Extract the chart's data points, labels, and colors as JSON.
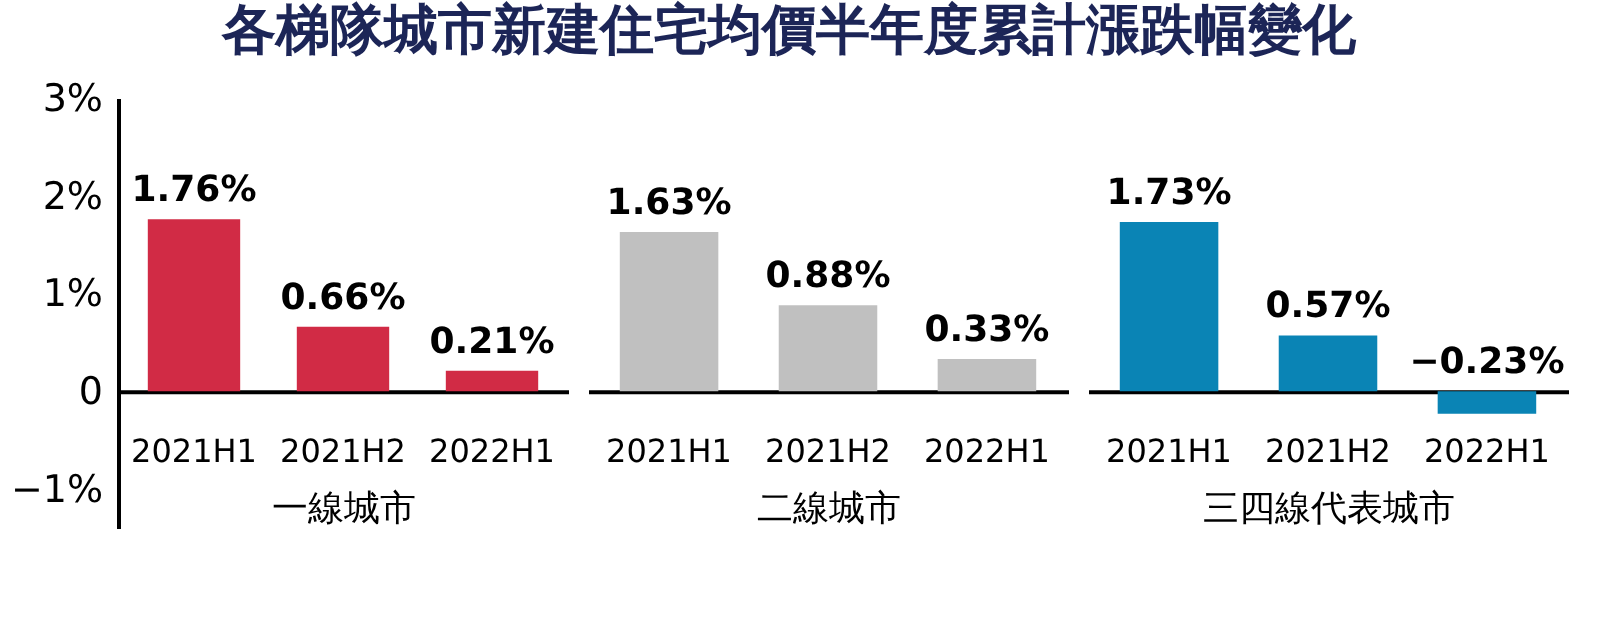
{
  "chart_data": [
    {
      "type": "bar",
      "title": "各梯隊城市新建住宅均價半年度累計漲跌幅變化",
      "xlabel": "一線城市",
      "categories": [
        "2021H1",
        "2021H2",
        "2022H1"
      ],
      "values": [
        1.76,
        0.66,
        0.21
      ],
      "value_labels": [
        "1.76%",
        "0.66%",
        "0.21%"
      ],
      "color": "#d12b45",
      "ylim": [
        -1.4,
        3
      ],
      "yticks": [
        {
          "value": 3,
          "label": "3%"
        },
        {
          "value": 2,
          "label": "2%"
        },
        {
          "value": 1,
          "label": "1%"
        },
        0,
        {
          "value": -1,
          "label": "−1%"
        }
      ]
    },
    {
      "type": "bar",
      "xlabel": "二線城市",
      "categories": [
        "2021H1",
        "2021H2",
        "2022H1"
      ],
      "values": [
        1.63,
        0.88,
        0.33
      ],
      "value_labels": [
        "1.63%",
        "0.88%",
        "0.33%"
      ],
      "color": "#c0c0c0",
      "ylim": [
        -1.4,
        3
      ],
      "tick_labels": "x"
    },
    {
      "type": "bar",
      "xlabel": "三四線代表城市",
      "categories": [
        "2021H1",
        "2021H2",
        "2022H1"
      ],
      "values": [
        1.73,
        0.57,
        -0.23
      ],
      "value_labels": [
        "1.73%",
        "0.57%",
        "−0.23%"
      ],
      "color": "#0a84b5",
      "ylim": [
        -1.4,
        3
      ],
      "tick_labels": "x"
    }
  ]
}
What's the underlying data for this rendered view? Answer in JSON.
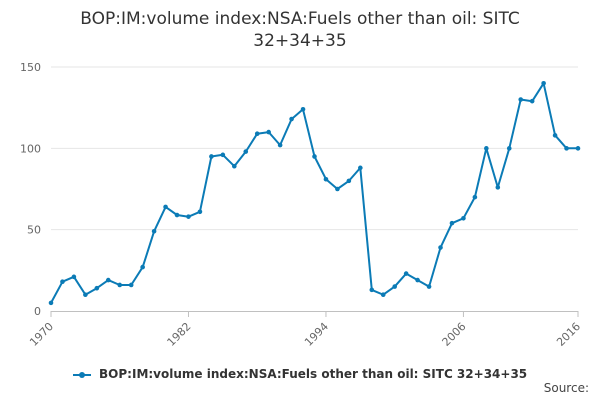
{
  "chart_data": {
    "type": "line",
    "title_lines": [
      "BOP:IM:volume index:NSA:Fuels other than oil: SITC",
      "32+34+35"
    ],
    "xlabel": "",
    "ylabel": "",
    "ylim": [
      0,
      150
    ],
    "xlim": [
      1970,
      2016
    ],
    "y_ticks": [
      0,
      50,
      100,
      150
    ],
    "x_ticks": [
      1970,
      1982,
      1994,
      2006,
      2016
    ],
    "grid": "horizontal",
    "legend_position": "bottom",
    "series": [
      {
        "name": "BOP:IM:volume index:NSA:Fuels other than oil: SITC 32+34+35",
        "color": "#0b7bb6",
        "x": [
          1970,
          1971,
          1972,
          1973,
          1974,
          1975,
          1976,
          1977,
          1978,
          1979,
          1980,
          1981,
          1982,
          1983,
          1984,
          1985,
          1986,
          1987,
          1988,
          1989,
          1990,
          1991,
          1992,
          1993,
          1994,
          1995,
          1996,
          1997,
          1998,
          1999,
          2000,
          2001,
          2002,
          2003,
          2004,
          2005,
          2006,
          2007,
          2008,
          2009,
          2010,
          2011,
          2012,
          2013,
          2014,
          2015,
          2016
        ],
        "values": [
          5,
          18,
          21,
          10,
          14,
          19,
          16,
          16,
          27,
          49,
          64,
          59,
          58,
          61,
          95,
          96,
          89,
          98,
          109,
          110,
          102,
          118,
          124,
          95,
          81,
          75,
          80,
          88,
          13,
          10,
          15,
          23,
          19,
          15,
          39,
          54,
          57,
          70,
          100,
          76,
          100,
          130,
          129,
          140,
          108,
          100,
          100
        ]
      }
    ]
  },
  "legend_label": "BOP:IM:volume index:NSA:Fuels other than oil: SITC 32+34+35",
  "source_label": "Source:"
}
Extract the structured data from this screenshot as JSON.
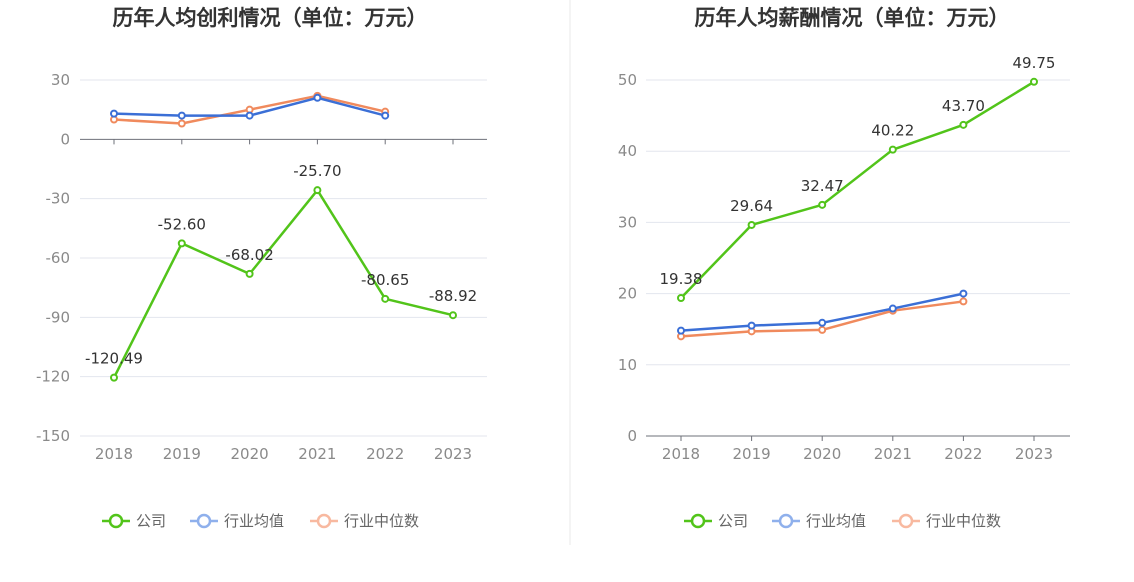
{
  "chart_data": [
    {
      "type": "line",
      "title": "历年人均创利情况（单位：万元）",
      "categories": [
        "2018",
        "2019",
        "2020",
        "2021",
        "2022",
        "2023"
      ],
      "ylim": [
        -150,
        30
      ],
      "yticks": [
        30,
        0,
        -30,
        -60,
        -90,
        -120,
        -150
      ],
      "grid": true,
      "legend_position": "bottom",
      "series": [
        {
          "name": "公司",
          "color": "#52c41a",
          "values": [
            -120.49,
            -52.6,
            -68.02,
            -25.7,
            -80.65,
            -88.92
          ],
          "labels": [
            "-120.49",
            "-52.60",
            "-68.02",
            "-25.70",
            "-80.65",
            "-88.92"
          ]
        },
        {
          "name": "行业均值",
          "color": "#3b6fd6",
          "values": [
            13,
            12,
            12,
            21,
            12,
            null
          ]
        },
        {
          "name": "行业中位数",
          "color": "#f08a5d",
          "values": [
            10,
            8,
            15,
            22,
            14,
            null
          ]
        }
      ]
    },
    {
      "type": "line",
      "title": "历年人均薪酬情况（单位：万元）",
      "categories": [
        "2018",
        "2019",
        "2020",
        "2021",
        "2022",
        "2023"
      ],
      "ylim": [
        0,
        50
      ],
      "yticks": [
        50,
        40,
        30,
        20,
        10,
        0
      ],
      "grid": true,
      "legend_position": "bottom",
      "series": [
        {
          "name": "公司",
          "color": "#52c41a",
          "values": [
            19.38,
            29.64,
            32.47,
            40.22,
            43.7,
            49.75
          ],
          "labels": [
            "19.38",
            "29.64",
            "32.47",
            "40.22",
            "43.70",
            "49.75"
          ]
        },
        {
          "name": "行业均值",
          "color": "#3b6fd6",
          "values": [
            14.8,
            15.5,
            15.9,
            17.9,
            20.0,
            null
          ]
        },
        {
          "name": "行业中位数",
          "color": "#f08a5d",
          "values": [
            14.0,
            14.7,
            14.9,
            17.6,
            18.9,
            null
          ]
        }
      ]
    }
  ],
  "legend_colors": {
    "公司": "#52c41a",
    "行业均值": "#8fb0ec",
    "行业中位数": "#f8b9a0"
  }
}
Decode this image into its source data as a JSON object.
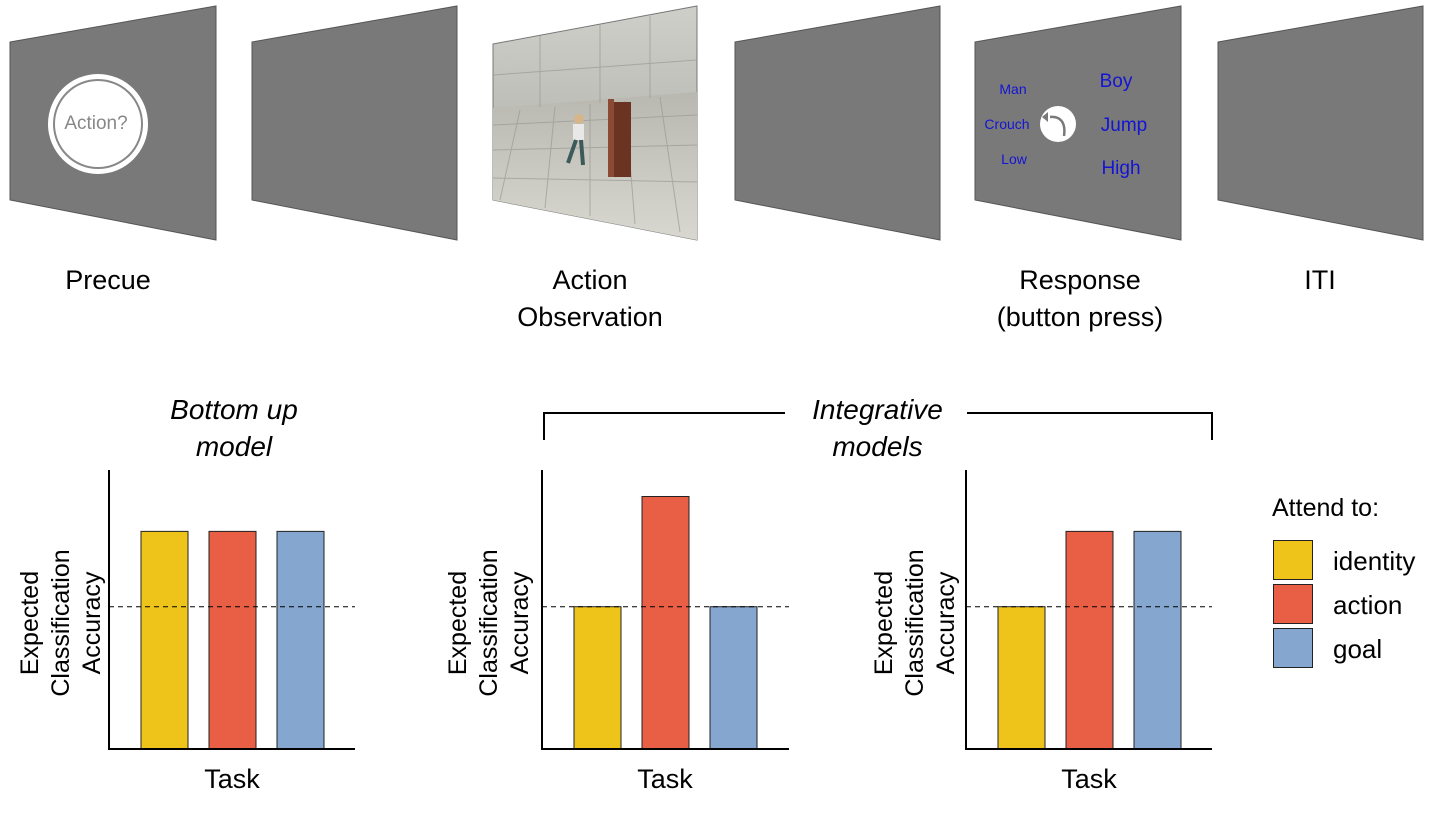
{
  "timeline": {
    "screens": [
      {
        "id": "precue",
        "label": "Precue",
        "cue_text": "Action?"
      },
      {
        "id": "blank1",
        "label": ""
      },
      {
        "id": "action",
        "label": "Action\nObservation"
      },
      {
        "id": "blank2",
        "label": ""
      },
      {
        "id": "response",
        "label": "Response\n(button press)",
        "left_options": [
          "Man",
          "Crouch",
          "Low"
        ],
        "right_options": [
          "Boy",
          "Jump",
          "High"
        ]
      },
      {
        "id": "iti",
        "label": "ITI"
      }
    ]
  },
  "models": {
    "bottom_up_title": "Bottom up\nmodel",
    "integrative_title": "Integrative\nmodels"
  },
  "chart_data": [
    {
      "type": "bar",
      "title": "Bottom up model",
      "xlabel": "Task",
      "ylabel": "Expected\nClassification\nAccuracy",
      "categories": [
        "identity",
        "action",
        "goal"
      ],
      "values": [
        0.78,
        0.78,
        0.78
      ],
      "chance": 0.51,
      "ylim": [
        0,
        1
      ]
    },
    {
      "type": "bar",
      "title": "",
      "xlabel": "Task",
      "ylabel": "Expected\nClassification\nAccuracy",
      "categories": [
        "identity",
        "action",
        "goal"
      ],
      "values": [
        0.51,
        0.905,
        0.51
      ],
      "chance": 0.51,
      "ylim": [
        0,
        1
      ]
    },
    {
      "type": "bar",
      "title": "",
      "xlabel": "Task",
      "ylabel": "Expected\nClassification\nAccuracy",
      "categories": [
        "identity",
        "action",
        "goal"
      ],
      "values": [
        0.51,
        0.78,
        0.78
      ],
      "chance": 0.51,
      "ylim": [
        0,
        1
      ]
    }
  ],
  "legend": {
    "title": "Attend to:",
    "items": [
      {
        "label": "identity",
        "color": "#EEC41A"
      },
      {
        "label": "action",
        "color": "#E85F45"
      },
      {
        "label": "goal",
        "color": "#84A6CF"
      }
    ]
  }
}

• • • • • • •

Exercise directions: Identify every line above with the string "Extract" in it. Copy those lines.

Response to the exercise:
Extract the chart's data points, labels, and colors as JSON.
Extract the structured data from this screenshot as JSON.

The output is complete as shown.